Exercise directions = Of all the lines in this data, how many include "Zoek"? Respond with the number only.

(Stored records)
[Begin]

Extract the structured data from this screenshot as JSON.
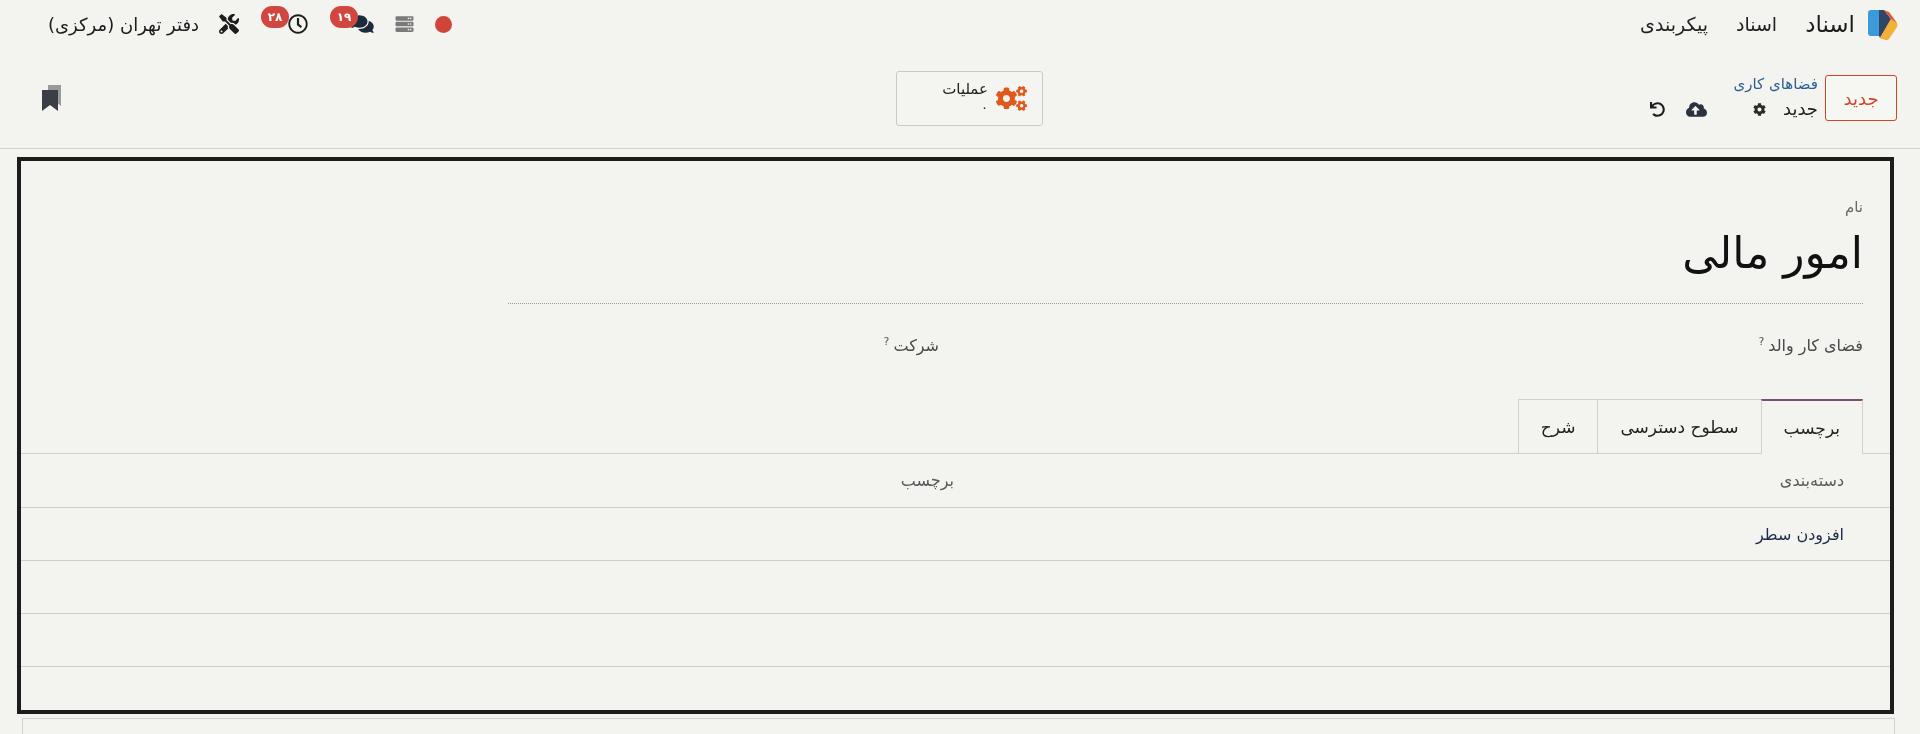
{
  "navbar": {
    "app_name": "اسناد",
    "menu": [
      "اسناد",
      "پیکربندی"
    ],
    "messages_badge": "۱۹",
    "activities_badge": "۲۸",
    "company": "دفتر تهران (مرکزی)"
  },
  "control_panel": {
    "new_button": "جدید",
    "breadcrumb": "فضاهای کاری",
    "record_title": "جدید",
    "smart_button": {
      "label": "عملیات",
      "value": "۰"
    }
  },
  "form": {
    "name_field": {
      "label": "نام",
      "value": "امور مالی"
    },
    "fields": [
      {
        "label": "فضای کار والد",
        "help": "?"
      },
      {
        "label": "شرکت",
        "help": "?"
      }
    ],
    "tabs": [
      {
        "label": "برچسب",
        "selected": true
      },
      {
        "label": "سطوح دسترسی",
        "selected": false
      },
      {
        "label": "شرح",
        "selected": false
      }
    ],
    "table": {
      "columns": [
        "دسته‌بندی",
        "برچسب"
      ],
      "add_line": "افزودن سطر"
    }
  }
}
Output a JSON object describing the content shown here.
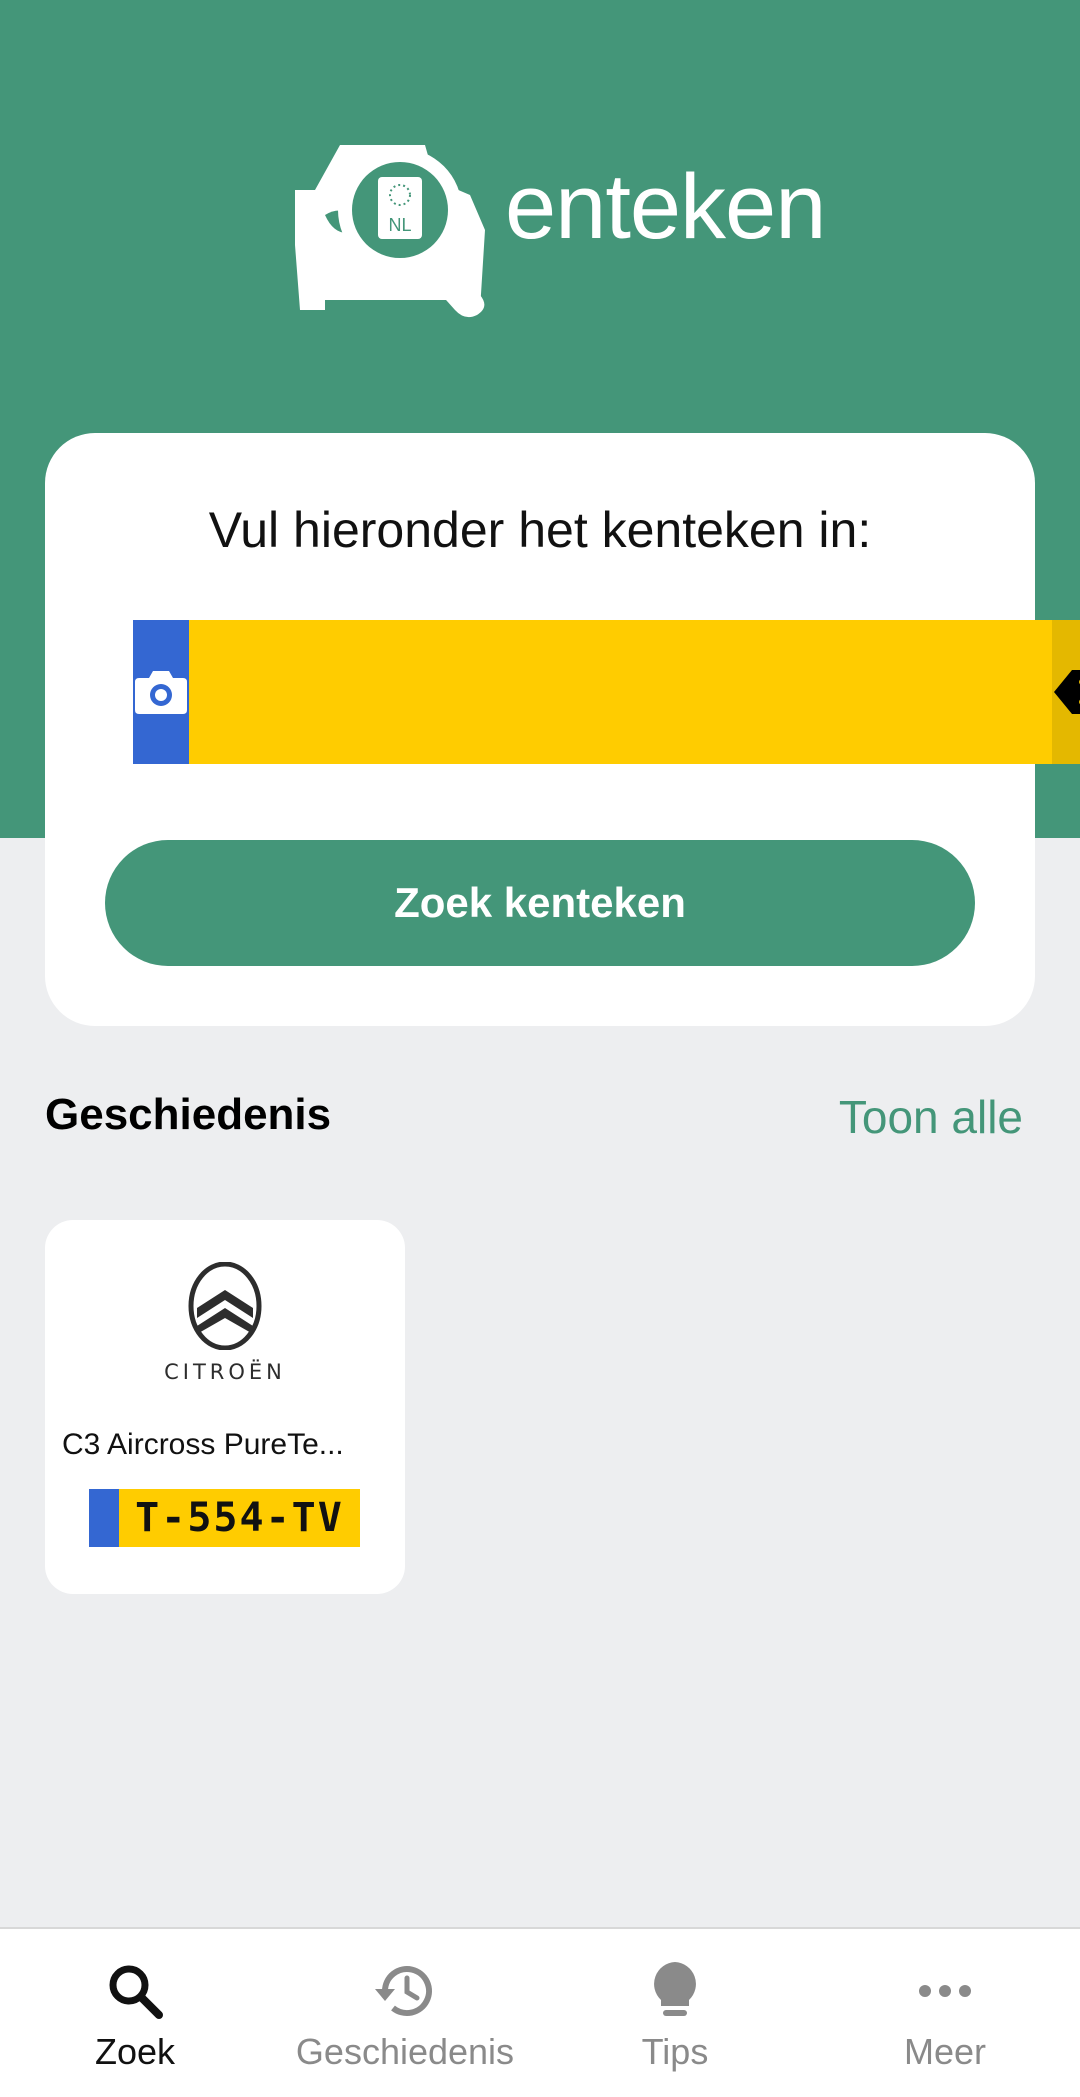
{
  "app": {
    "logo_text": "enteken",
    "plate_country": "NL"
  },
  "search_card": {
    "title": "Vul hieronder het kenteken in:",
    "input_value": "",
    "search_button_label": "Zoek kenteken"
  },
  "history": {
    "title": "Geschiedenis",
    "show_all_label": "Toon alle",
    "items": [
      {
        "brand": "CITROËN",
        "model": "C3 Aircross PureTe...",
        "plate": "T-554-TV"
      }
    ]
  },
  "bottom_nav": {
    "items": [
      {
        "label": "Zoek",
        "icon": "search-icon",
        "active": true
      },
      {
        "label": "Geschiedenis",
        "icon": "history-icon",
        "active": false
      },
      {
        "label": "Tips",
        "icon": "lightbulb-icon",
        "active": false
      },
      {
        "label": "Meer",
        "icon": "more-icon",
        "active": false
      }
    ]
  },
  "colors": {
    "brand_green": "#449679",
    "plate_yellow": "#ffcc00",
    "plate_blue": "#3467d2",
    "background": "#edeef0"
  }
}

[End]
[Begin]

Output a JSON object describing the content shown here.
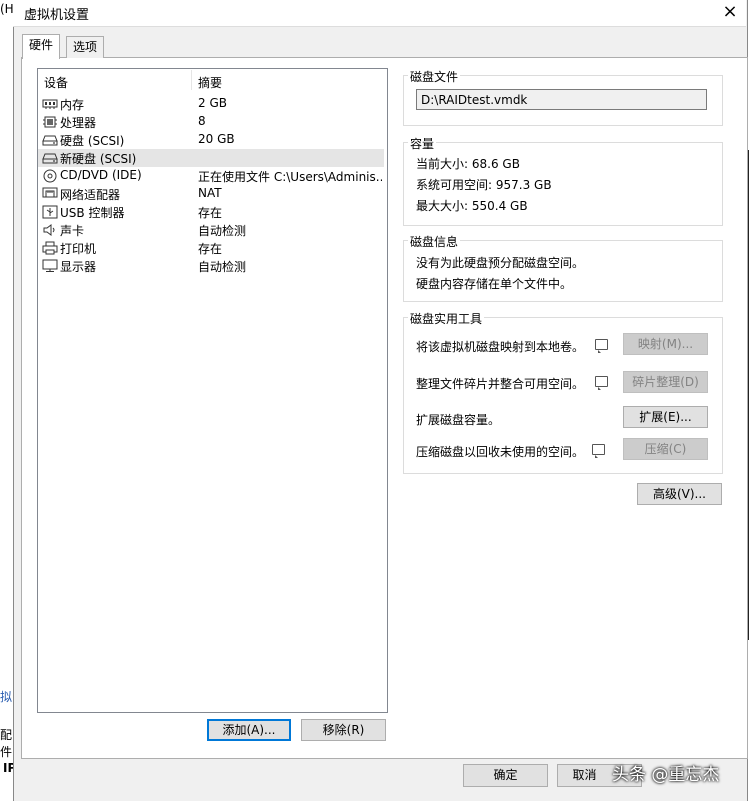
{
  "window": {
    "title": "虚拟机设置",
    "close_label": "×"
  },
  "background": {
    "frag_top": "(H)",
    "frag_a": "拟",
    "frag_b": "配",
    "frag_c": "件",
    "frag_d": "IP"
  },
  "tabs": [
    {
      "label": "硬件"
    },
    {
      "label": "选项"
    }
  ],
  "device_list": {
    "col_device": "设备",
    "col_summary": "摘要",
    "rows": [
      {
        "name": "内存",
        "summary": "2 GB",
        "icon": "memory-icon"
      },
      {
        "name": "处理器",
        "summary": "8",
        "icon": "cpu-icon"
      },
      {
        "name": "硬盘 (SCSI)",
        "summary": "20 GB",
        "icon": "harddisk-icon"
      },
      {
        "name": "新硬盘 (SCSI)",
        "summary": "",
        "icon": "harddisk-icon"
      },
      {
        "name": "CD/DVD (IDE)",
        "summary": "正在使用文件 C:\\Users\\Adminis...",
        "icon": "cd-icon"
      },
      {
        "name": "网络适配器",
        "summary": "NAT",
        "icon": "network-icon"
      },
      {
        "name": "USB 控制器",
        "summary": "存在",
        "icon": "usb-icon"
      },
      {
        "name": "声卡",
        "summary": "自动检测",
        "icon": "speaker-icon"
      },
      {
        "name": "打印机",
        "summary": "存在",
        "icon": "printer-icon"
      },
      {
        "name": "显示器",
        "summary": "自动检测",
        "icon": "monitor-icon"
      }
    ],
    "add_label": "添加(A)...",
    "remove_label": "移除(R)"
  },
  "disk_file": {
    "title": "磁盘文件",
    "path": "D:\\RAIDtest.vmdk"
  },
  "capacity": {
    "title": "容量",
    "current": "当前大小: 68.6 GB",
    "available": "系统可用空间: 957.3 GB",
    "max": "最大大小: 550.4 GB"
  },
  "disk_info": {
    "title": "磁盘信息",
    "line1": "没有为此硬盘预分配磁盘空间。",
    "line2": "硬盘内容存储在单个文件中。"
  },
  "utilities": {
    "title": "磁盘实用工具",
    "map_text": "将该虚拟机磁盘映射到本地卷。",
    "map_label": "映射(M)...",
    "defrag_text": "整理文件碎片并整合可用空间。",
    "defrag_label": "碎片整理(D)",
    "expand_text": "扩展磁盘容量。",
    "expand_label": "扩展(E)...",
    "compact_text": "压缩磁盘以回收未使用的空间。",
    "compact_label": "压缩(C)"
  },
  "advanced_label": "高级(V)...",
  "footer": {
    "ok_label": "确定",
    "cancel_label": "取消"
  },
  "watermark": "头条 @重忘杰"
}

[End]

Reply = 2